Brief
All of the records below should be output exactly.

Extracts from a graphics dataset
"""

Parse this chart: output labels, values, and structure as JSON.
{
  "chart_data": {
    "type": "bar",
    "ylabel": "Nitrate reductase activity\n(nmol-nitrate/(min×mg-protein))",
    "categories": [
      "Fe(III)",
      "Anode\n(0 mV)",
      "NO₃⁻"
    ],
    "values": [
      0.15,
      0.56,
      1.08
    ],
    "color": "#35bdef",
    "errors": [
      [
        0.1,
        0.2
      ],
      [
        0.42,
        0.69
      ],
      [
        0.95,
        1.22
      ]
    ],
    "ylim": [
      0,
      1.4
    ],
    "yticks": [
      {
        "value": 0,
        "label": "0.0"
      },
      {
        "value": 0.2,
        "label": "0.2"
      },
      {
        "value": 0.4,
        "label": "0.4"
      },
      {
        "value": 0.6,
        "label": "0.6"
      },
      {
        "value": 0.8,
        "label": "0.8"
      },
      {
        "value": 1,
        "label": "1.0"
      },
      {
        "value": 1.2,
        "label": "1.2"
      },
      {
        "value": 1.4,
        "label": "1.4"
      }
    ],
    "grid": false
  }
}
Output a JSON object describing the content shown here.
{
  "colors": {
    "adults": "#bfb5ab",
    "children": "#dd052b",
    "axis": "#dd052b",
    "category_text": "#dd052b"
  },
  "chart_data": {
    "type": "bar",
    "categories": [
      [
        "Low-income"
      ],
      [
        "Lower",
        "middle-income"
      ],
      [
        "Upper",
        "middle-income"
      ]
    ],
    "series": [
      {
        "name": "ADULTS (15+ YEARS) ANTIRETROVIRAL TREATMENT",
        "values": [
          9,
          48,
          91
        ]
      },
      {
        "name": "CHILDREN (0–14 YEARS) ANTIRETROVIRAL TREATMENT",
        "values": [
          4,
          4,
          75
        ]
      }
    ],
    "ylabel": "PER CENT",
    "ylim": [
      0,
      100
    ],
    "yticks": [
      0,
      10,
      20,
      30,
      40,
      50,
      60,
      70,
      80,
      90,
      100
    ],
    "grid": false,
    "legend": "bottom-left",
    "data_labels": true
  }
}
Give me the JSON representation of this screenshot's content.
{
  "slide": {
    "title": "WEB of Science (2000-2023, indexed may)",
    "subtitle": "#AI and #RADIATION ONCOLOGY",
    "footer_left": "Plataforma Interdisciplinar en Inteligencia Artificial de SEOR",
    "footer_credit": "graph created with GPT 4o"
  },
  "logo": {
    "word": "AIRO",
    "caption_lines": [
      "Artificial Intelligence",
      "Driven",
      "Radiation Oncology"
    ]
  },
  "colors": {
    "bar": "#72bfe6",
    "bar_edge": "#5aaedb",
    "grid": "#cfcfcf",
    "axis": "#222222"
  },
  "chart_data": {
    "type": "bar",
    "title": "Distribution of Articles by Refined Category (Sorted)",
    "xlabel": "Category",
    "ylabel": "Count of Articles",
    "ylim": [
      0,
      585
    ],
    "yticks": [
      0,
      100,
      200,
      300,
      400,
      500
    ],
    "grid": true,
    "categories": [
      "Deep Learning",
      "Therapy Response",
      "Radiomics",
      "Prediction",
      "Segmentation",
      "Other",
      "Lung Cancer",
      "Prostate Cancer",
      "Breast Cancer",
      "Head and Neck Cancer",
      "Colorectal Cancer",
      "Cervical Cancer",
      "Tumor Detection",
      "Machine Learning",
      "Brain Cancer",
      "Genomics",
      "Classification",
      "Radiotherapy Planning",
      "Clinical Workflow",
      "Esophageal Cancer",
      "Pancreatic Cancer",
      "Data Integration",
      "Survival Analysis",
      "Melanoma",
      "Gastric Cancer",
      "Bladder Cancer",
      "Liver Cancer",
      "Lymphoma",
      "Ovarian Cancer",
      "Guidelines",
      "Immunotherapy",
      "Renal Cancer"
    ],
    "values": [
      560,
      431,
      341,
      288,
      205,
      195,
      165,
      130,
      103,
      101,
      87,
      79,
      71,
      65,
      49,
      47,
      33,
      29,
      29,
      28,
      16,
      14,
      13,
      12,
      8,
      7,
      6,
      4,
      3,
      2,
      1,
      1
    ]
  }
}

"""

Task output
Parse this chart: output labels, values, and structure as JSON.
{
  "chart_data": {
    "type": "bar",
    "ylabel": "Nitrate reductase activity\n(nmol-nitrate/(min×mg-protein))",
    "categories": [
      "Fe(III)",
      "Anode\n(0 mV)",
      "NO₃⁻"
    ],
    "values": [
      0.15,
      0.56,
      1.08
    ],
    "color": "#35bdef",
    "errors": [
      [
        0.1,
        0.2
      ],
      [
        0.42,
        0.69
      ],
      [
        0.95,
        1.22
      ]
    ],
    "ylim": [
      0,
      1.4
    ],
    "yticks": [
      {
        "value": 0,
        "label": "0.0"
      },
      {
        "value": 0.2,
        "label": "0.2"
      },
      {
        "value": 0.4,
        "label": "0.4"
      },
      {
        "value": 0.6,
        "label": "0.6"
      },
      {
        "value": 0.8,
        "label": "0.8"
      },
      {
        "value": 1,
        "label": "1.0"
      },
      {
        "value": 1.2,
        "label": "1.2"
      },
      {
        "value": 1.4,
        "label": "1.4"
      }
    ],
    "grid": false
  }
}
Output a JSON object describing the content shown here.
{
  "colors": {
    "adults": "#bfb5ab",
    "children": "#dd052b",
    "axis": "#dd052b",
    "category_text": "#dd052b"
  },
  "chart_data": {
    "type": "bar",
    "categories": [
      [
        "Low-income"
      ],
      [
        "Lower",
        "middle-income"
      ],
      [
        "Upper",
        "middle-income"
      ]
    ],
    "series": [
      {
        "name": "ADULTS (15+ YEARS) ANTIRETROVIRAL TREATMENT",
        "values": [
          9,
          48,
          91
        ]
      },
      {
        "name": "CHILDREN (0–14 YEARS) ANTIRETROVIRAL TREATMENT",
        "values": [
          4,
          4,
          75
        ]
      }
    ],
    "ylabel": "PER CENT",
    "ylim": [
      0,
      100
    ],
    "yticks": [
      0,
      10,
      20,
      30,
      40,
      50,
      60,
      70,
      80,
      90,
      100
    ],
    "grid": false,
    "legend": "bottom-left",
    "data_labels": true
  }
}
Give me the JSON representation of this screenshot's content.
{
  "slide": {
    "title": "WEB of Science (2000-2023, indexed may)",
    "subtitle": "#AI and #RADIATION ONCOLOGY",
    "footer_left": "Plataforma Interdisciplinar en Inteligencia Artificial de SEOR",
    "footer_credit": "graph created with GPT 4o"
  },
  "logo": {
    "word": "AIRO",
    "caption_lines": [
      "Artificial Intelligence",
      "Driven",
      "Radiation Oncology"
    ]
  },
  "colors": {
    "bar": "#72bfe6",
    "bar_edge": "#5aaedb",
    "grid": "#cfcfcf",
    "axis": "#222222"
  },
  "chart_data": {
    "type": "bar",
    "title": "Distribution of Articles by Refined Category (Sorted)",
    "xlabel": "Category",
    "ylabel": "Count of Articles",
    "ylim": [
      0,
      585
    ],
    "yticks": [
      0,
      100,
      200,
      300,
      400,
      500
    ],
    "grid": true,
    "categories": [
      "Deep Learning",
      "Therapy Response",
      "Radiomics",
      "Prediction",
      "Segmentation",
      "Other",
      "Lung Cancer",
      "Prostate Cancer",
      "Breast Cancer",
      "Head and Neck Cancer",
      "Colorectal Cancer",
      "Cervical Cancer",
      "Tumor Detection",
      "Machine Learning",
      "Brain Cancer",
      "Genomics",
      "Classification",
      "Radiotherapy Planning",
      "Clinical Workflow",
      "Esophageal Cancer",
      "Pancreatic Cancer",
      "Data Integration",
      "Survival Analysis",
      "Melanoma",
      "Gastric Cancer",
      "Bladder Cancer",
      "Liver Cancer",
      "Lymphoma",
      "Ovarian Cancer",
      "Guidelines",
      "Immunotherapy",
      "Renal Cancer"
    ],
    "values": [
      560,
      431,
      341,
      288,
      205,
      195,
      165,
      130,
      103,
      101,
      87,
      79,
      71,
      65,
      49,
      47,
      33,
      29,
      29,
      28,
      16,
      14,
      13,
      12,
      8,
      7,
      6,
      4,
      3,
      2,
      1,
      1
    ]
  }
}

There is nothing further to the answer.